> Task goal
Would you transcribe the listing that follows, character for character, and omit its images?

> Exercise inputs
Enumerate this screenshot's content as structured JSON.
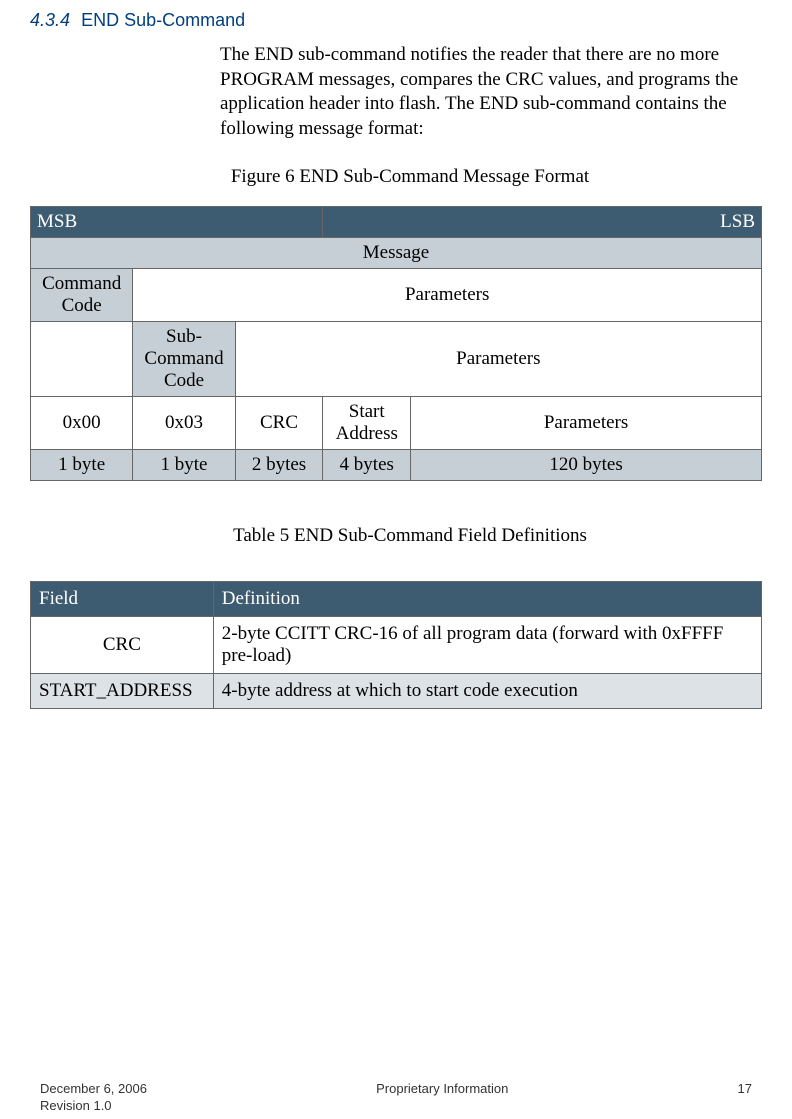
{
  "heading": {
    "number": "4.3.4",
    "title": "END Sub-Command"
  },
  "intro": "The END sub-command notifies the reader that there are no more PROGRAM messages, compares the CRC values, and programs the application header into flash.  The END sub-command contains the following message format:",
  "fig6_caption": "Figure 6 END Sub-Command Message Format",
  "msgfmt": {
    "msb": "MSB",
    "lsb": "LSB",
    "message": "Message",
    "command_code": "Command Code",
    "parameters": "Parameters",
    "sub_command_code": "Sub-Command Code",
    "row_vals": {
      "c0": "0x00",
      "c1": "0x03",
      "c2": "CRC",
      "c3": "Start Address",
      "c4": "Parameters"
    },
    "row_sizes": {
      "c0": "1 byte",
      "c1": "1 byte",
      "c2": "2 bytes",
      "c3": "4 bytes",
      "c4": "120 bytes"
    }
  },
  "table5_caption": "Table 5 END Sub-Command Field Definitions",
  "fielddef": {
    "h0": "Field",
    "h1": "Definition",
    "rows": [
      {
        "field": "CRC",
        "def": "2-byte CCITT CRC-16 of all program data (forward with 0xFFFF pre-load)"
      },
      {
        "field": "START_ADDRESS",
        "def": "4-byte address at which to start code execution"
      }
    ]
  },
  "footer": {
    "date": "December 6, 2006",
    "rev": "Revision 1.0",
    "center": "Proprietary Information",
    "page": "17"
  }
}
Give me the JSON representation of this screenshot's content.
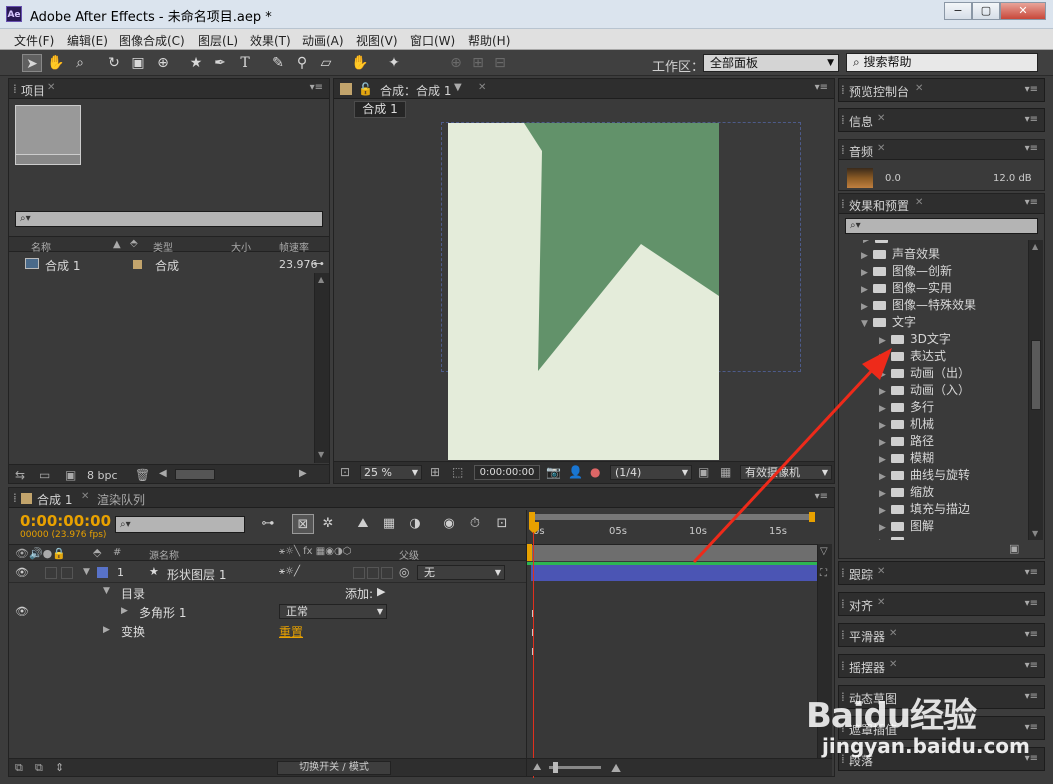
{
  "window": {
    "logo": "Ae",
    "title": "Adobe After Effects - 未命名项目.aep *",
    "minimize": "−",
    "maximize": "▢",
    "close": "✕"
  },
  "menu": [
    "文件(F)",
    "编辑(E)",
    "图像合成(C)",
    "图层(L)",
    "效果(T)",
    "动画(A)",
    "视图(V)",
    "窗口(W)",
    "帮助(H)"
  ],
  "toolbar": {
    "workspace_label": "工作区：",
    "workspace_value": "全部面板",
    "help_search_placeholder": "搜索帮助"
  },
  "project_panel": {
    "tab": "项目",
    "columns": {
      "name": "名称",
      "type": "类型",
      "size": "大小",
      "fps": "帧速率"
    },
    "items": [
      {
        "name": "合成 1",
        "type": "合成",
        "size": "",
        "fps": "23.976"
      }
    ],
    "footer_bpc": "8 bpc"
  },
  "comp_panel": {
    "tab": "合成：合成 1",
    "subtab": "合成 1",
    "zoom": "25 %",
    "timecode": "0:00:00:00",
    "resolution": "(1/4)",
    "camera": "有效摄像机"
  },
  "right_panels": {
    "preview": "预览控制台",
    "info": "信息",
    "audio": "音频",
    "audio_left": "0.0",
    "audio_right": "12.0 dB",
    "effects": "效果和预置",
    "tracker": "跟踪",
    "align": "对齐",
    "smoother": "平滑器",
    "wiggler": "摇摆器",
    "motion_sketch": "动态草图",
    "mask_interp": "遮罩插值",
    "paragraph": "段落"
  },
  "effects_tree": [
    {
      "label": "声音效果",
      "level": 1,
      "open": false
    },
    {
      "label": "图像—创新",
      "level": 1,
      "open": false
    },
    {
      "label": "图像—实用",
      "level": 1,
      "open": false
    },
    {
      "label": "图像—特殊效果",
      "level": 1,
      "open": false
    },
    {
      "label": "文字",
      "level": 1,
      "open": true
    },
    {
      "label": "3D文字",
      "level": 2,
      "open": false
    },
    {
      "label": "表达式",
      "level": 2,
      "open": false
    },
    {
      "label": "动画（出）",
      "level": 2,
      "open": false
    },
    {
      "label": "动画（入）",
      "level": 2,
      "open": false
    },
    {
      "label": "多行",
      "level": 2,
      "open": false
    },
    {
      "label": "机械",
      "level": 2,
      "open": false
    },
    {
      "label": "路径",
      "level": 2,
      "open": false
    },
    {
      "label": "模糊",
      "level": 2,
      "open": false
    },
    {
      "label": "曲线与旋转",
      "level": 2,
      "open": false
    },
    {
      "label": "缩放",
      "level": 2,
      "open": false
    },
    {
      "label": "填充与描边",
      "level": 2,
      "open": false
    },
    {
      "label": "图解",
      "level": 2,
      "open": false
    }
  ],
  "timeline": {
    "tab": "合成 1",
    "render_tab": "渲染队列",
    "timecode": "0:00:00:00",
    "fps_line": "00000 (23.976 fps)",
    "col_num": "#",
    "col_source": "源名称",
    "col_parent": "父级",
    "ruler": [
      "0s",
      "05s",
      "10s",
      "15s"
    ],
    "layer": {
      "num": "1",
      "name": "形状图层 1",
      "parent": "无"
    },
    "contents": "目录",
    "add_label": "添加:",
    "polygon": "多角形 1",
    "blend": "正常",
    "transform": "变换",
    "reset": "重置",
    "footer_toggle": "切换开关 / 模式"
  },
  "watermark": {
    "brand": "Baidu经验",
    "url": "jingyan.baidu.com"
  },
  "colors": {
    "timecode_orange": "#e8a100",
    "layer_bar": "#4b55b4",
    "shape_dark_green": "#62926a",
    "shape_light": "#e4ecda",
    "annotation_red": "#ee2a1a"
  }
}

> Result of the exercise
Enumerate this screenshot's content as structured JSON.
{
  "heading": {
    "number": "4.3.4",
    "title": "END Sub-Command"
  },
  "intro": "The END sub-command notifies the reader that there are no more PROGRAM messages, compares the CRC values, and programs the application header into flash.  The END sub-command contains the following message format:",
  "fig6_caption": "Figure 6 END Sub-Command Message Format",
  "msgfmt": {
    "msb": "MSB",
    "lsb": "LSB",
    "message": "Message",
    "command_code": "Command Code",
    "parameters": "Parameters",
    "sub_command_code": "Sub-Command Code",
    "row_vals": {
      "c0": "0x00",
      "c1": "0x03",
      "c2": "CRC",
      "c3": "Start Address",
      "c4": "Parameters"
    },
    "row_sizes": {
      "c0": "1 byte",
      "c1": "1 byte",
      "c2": "2 bytes",
      "c3": "4 bytes",
      "c4": "120 bytes"
    }
  },
  "table5_caption": "Table 5 END Sub-Command Field Definitions",
  "fielddef": {
    "h0": "Field",
    "h1": "Definition",
    "rows": [
      {
        "field": "CRC",
        "def": "2-byte CCITT CRC-16 of all program data (forward with 0xFFFF pre-load)"
      },
      {
        "field": "START_ADDRESS",
        "def": "4-byte address at which to start code execution"
      }
    ]
  },
  "footer": {
    "date": "December 6, 2006",
    "rev": "Revision 1.0",
    "center": "Proprietary Information",
    "page": "17"
  }
}
Give me the JSON representation of this screenshot's content.
{
  "window": {
    "logo": "Ae",
    "title": "Adobe After Effects - 未命名项目.aep *",
    "minimize": "−",
    "maximize": "▢",
    "close": "✕"
  },
  "menu": [
    "文件(F)",
    "编辑(E)",
    "图像合成(C)",
    "图层(L)",
    "效果(T)",
    "动画(A)",
    "视图(V)",
    "窗口(W)",
    "帮助(H)"
  ],
  "toolbar": {
    "workspace_label": "工作区：",
    "workspace_value": "全部面板",
    "help_search_placeholder": "搜索帮助"
  },
  "project_panel": {
    "tab": "项目",
    "columns": {
      "name": "名称",
      "type": "类型",
      "size": "大小",
      "fps": "帧速率"
    },
    "items": [
      {
        "name": "合成 1",
        "type": "合成",
        "size": "",
        "fps": "23.976"
      }
    ],
    "footer_bpc": "8 bpc"
  },
  "comp_panel": {
    "tab": "合成：合成 1",
    "subtab": "合成 1",
    "zoom": "25 %",
    "timecode": "0:00:00:00",
    "resolution": "(1/4)",
    "camera": "有效摄像机"
  },
  "right_panels": {
    "preview": "预览控制台",
    "info": "信息",
    "audio": "音频",
    "audio_left": "0.0",
    "audio_right": "12.0 dB",
    "effects": "效果和预置",
    "tracker": "跟踪",
    "align": "对齐",
    "smoother": "平滑器",
    "wiggler": "摇摆器",
    "motion_sketch": "动态草图",
    "mask_interp": "遮罩插值",
    "paragraph": "段落"
  },
  "effects_tree": [
    {
      "label": "声音效果",
      "level": 1,
      "open": false
    },
    {
      "label": "图像—创新",
      "level": 1,
      "open": false
    },
    {
      "label": "图像—实用",
      "level": 1,
      "open": false
    },
    {
      "label": "图像—特殊效果",
      "level": 1,
      "open": false
    },
    {
      "label": "文字",
      "level": 1,
      "open": true
    },
    {
      "label": "3D文字",
      "level": 2,
      "open": false
    },
    {
      "label": "表达式",
      "level": 2,
      "open": false
    },
    {
      "label": "动画（出）",
      "level": 2,
      "open": false
    },
    {
      "label": "动画（入）",
      "level": 2,
      "open": false
    },
    {
      "label": "多行",
      "level": 2,
      "open": false
    },
    {
      "label": "机械",
      "level": 2,
      "open": false
    },
    {
      "label": "路径",
      "level": 2,
      "open": false
    },
    {
      "label": "模糊",
      "level": 2,
      "open": false
    },
    {
      "label": "曲线与旋转",
      "level": 2,
      "open": false
    },
    {
      "label": "缩放",
      "level": 2,
      "open": false
    },
    {
      "label": "填充与描边",
      "level": 2,
      "open": false
    },
    {
      "label": "图解",
      "level": 2,
      "open": false
    }
  ],
  "timeline": {
    "tab": "合成 1",
    "render_tab": "渲染队列",
    "timecode": "0:00:00:00",
    "fps_line": "00000 (23.976 fps)",
    "col_num": "#",
    "col_source": "源名称",
    "col_parent": "父级",
    "ruler": [
      "0s",
      "05s",
      "10s",
      "15s"
    ],
    "layer": {
      "num": "1",
      "name": "形状图层 1",
      "parent": "无"
    },
    "contents": "目录",
    "add_label": "添加:",
    "polygon": "多角形 1",
    "blend": "正常",
    "transform": "变换",
    "reset": "重置",
    "footer_toggle": "切换开关 / 模式"
  },
  "watermark": {
    "brand": "Baidu经验",
    "url": "jingyan.baidu.com"
  },
  "colors": {
    "timecode_orange": "#e8a100",
    "layer_bar": "#4b55b4",
    "shape_dark_green": "#62926a",
    "shape_light": "#e4ecda",
    "annotation_red": "#ee2a1a"
  }
}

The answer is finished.